Data entries:
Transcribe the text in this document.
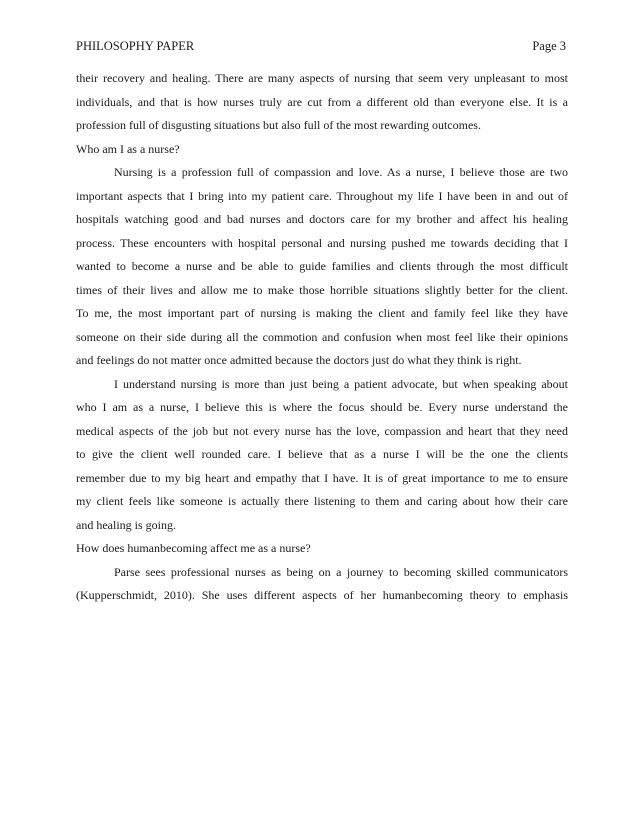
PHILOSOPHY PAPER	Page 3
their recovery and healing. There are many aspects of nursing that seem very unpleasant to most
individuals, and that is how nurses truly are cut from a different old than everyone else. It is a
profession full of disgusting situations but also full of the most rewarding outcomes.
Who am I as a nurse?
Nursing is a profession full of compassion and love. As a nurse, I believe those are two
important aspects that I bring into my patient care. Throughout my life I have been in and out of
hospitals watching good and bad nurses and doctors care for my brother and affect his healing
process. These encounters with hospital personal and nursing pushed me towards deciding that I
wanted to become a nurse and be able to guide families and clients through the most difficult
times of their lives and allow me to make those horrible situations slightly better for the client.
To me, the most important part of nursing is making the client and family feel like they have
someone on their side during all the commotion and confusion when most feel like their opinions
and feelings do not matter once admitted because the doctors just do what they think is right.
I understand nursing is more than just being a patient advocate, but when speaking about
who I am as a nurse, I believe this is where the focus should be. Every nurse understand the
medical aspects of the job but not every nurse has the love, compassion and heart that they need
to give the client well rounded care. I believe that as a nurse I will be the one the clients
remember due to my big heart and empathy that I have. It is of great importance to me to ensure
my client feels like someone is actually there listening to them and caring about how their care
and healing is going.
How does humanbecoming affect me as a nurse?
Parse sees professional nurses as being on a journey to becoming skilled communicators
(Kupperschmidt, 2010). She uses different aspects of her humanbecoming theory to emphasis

==

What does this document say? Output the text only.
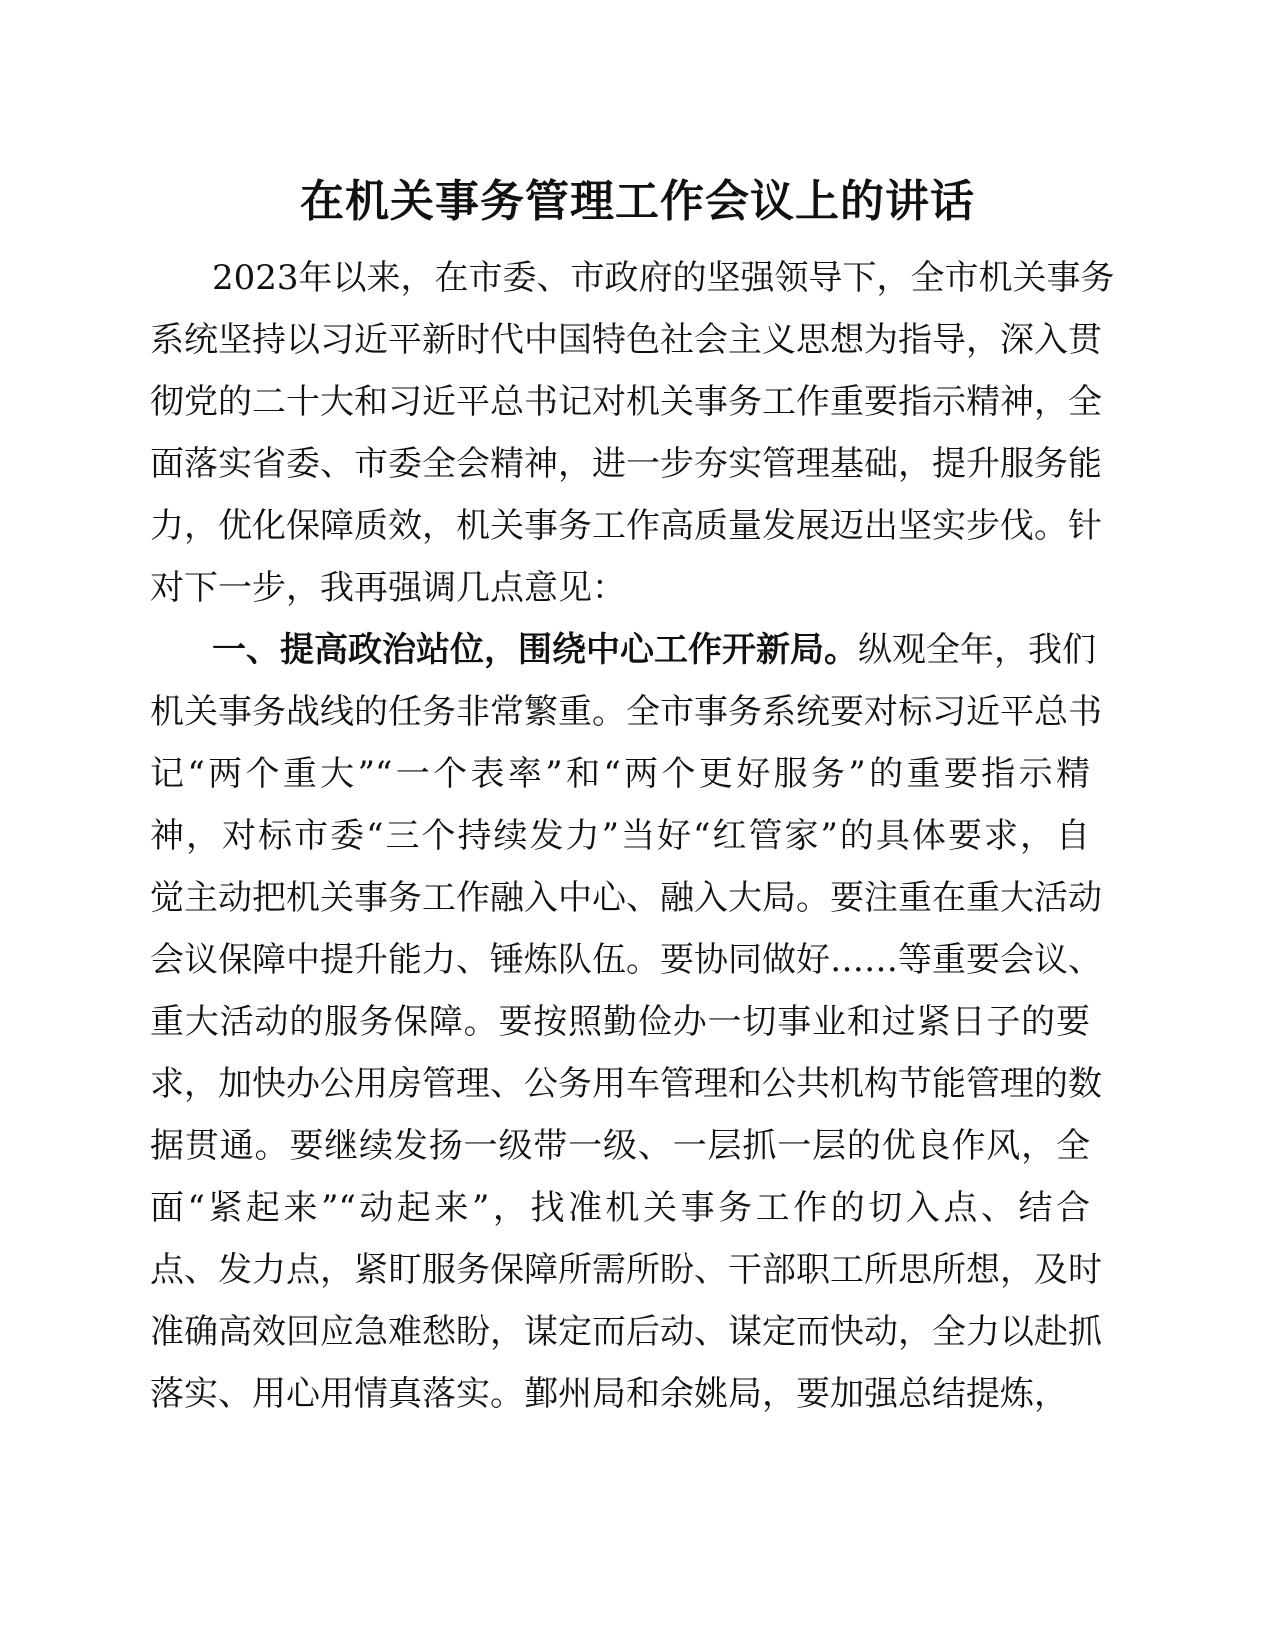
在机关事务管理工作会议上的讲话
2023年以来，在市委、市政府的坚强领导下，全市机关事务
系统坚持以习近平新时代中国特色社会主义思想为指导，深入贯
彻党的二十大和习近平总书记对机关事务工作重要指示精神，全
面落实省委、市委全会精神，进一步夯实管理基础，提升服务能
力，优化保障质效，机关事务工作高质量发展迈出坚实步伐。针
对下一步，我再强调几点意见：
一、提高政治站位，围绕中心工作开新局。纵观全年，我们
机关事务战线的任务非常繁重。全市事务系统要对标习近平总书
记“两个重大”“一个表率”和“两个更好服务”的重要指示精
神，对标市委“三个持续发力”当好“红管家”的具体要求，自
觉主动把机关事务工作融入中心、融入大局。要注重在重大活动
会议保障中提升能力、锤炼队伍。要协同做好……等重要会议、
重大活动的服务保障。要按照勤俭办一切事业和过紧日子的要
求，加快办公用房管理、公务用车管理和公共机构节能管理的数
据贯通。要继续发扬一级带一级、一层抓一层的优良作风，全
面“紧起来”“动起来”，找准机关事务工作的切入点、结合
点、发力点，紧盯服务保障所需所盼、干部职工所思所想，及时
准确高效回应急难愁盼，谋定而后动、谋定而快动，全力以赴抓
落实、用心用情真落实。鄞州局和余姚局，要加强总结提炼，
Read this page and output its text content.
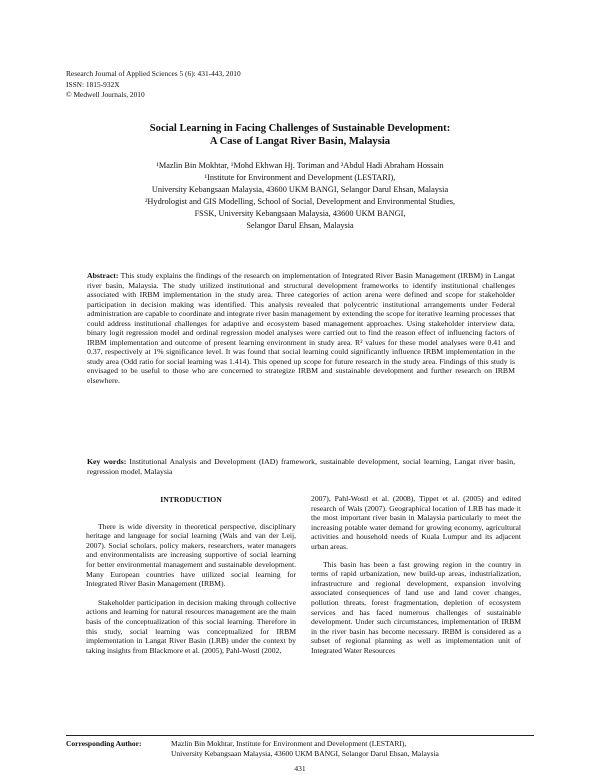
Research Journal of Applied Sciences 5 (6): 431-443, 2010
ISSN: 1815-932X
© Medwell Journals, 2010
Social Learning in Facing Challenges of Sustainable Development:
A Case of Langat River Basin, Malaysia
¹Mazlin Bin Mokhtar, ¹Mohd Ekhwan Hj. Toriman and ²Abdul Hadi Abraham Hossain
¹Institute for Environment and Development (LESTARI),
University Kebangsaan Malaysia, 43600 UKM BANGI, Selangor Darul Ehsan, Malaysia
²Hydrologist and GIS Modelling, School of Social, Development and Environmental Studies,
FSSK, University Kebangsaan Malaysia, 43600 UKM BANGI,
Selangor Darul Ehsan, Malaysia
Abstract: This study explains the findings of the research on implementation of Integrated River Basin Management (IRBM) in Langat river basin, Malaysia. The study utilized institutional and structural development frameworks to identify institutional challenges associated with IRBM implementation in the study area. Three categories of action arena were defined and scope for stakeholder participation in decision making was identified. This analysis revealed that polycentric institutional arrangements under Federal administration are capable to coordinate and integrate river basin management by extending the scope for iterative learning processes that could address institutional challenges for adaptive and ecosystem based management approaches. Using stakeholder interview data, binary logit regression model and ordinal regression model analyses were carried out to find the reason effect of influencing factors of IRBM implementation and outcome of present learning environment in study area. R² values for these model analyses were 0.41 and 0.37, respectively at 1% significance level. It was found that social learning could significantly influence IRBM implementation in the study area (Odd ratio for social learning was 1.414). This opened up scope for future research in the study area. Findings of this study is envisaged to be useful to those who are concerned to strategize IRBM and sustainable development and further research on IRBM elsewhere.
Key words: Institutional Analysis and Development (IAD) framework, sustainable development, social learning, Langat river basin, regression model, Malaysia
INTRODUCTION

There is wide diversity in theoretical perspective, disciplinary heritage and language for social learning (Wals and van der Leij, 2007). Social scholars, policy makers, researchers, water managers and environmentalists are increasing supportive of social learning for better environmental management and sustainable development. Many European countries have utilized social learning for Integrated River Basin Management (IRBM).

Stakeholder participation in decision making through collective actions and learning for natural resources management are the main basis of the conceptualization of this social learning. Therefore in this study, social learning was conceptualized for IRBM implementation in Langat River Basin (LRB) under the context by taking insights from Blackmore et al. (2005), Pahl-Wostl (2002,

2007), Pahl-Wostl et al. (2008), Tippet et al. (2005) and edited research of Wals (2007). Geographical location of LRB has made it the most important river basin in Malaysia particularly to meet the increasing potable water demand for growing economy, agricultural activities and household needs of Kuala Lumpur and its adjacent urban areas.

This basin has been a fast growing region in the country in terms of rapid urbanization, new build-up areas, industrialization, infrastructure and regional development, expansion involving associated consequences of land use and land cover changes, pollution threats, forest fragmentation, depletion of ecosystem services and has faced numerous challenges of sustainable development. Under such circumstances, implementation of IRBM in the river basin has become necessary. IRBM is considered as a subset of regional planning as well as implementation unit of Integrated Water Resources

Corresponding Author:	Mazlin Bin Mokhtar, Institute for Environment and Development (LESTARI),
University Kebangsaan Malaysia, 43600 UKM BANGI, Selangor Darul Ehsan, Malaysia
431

The exercise:
Copy out each line of the data where the string "love" appears.

Response to the exercise:
Nursing is a profession full of compassion and love. As a nurse, I believe those are two
medical aspects of the job but not every nurse has the love, compassion and heart that they need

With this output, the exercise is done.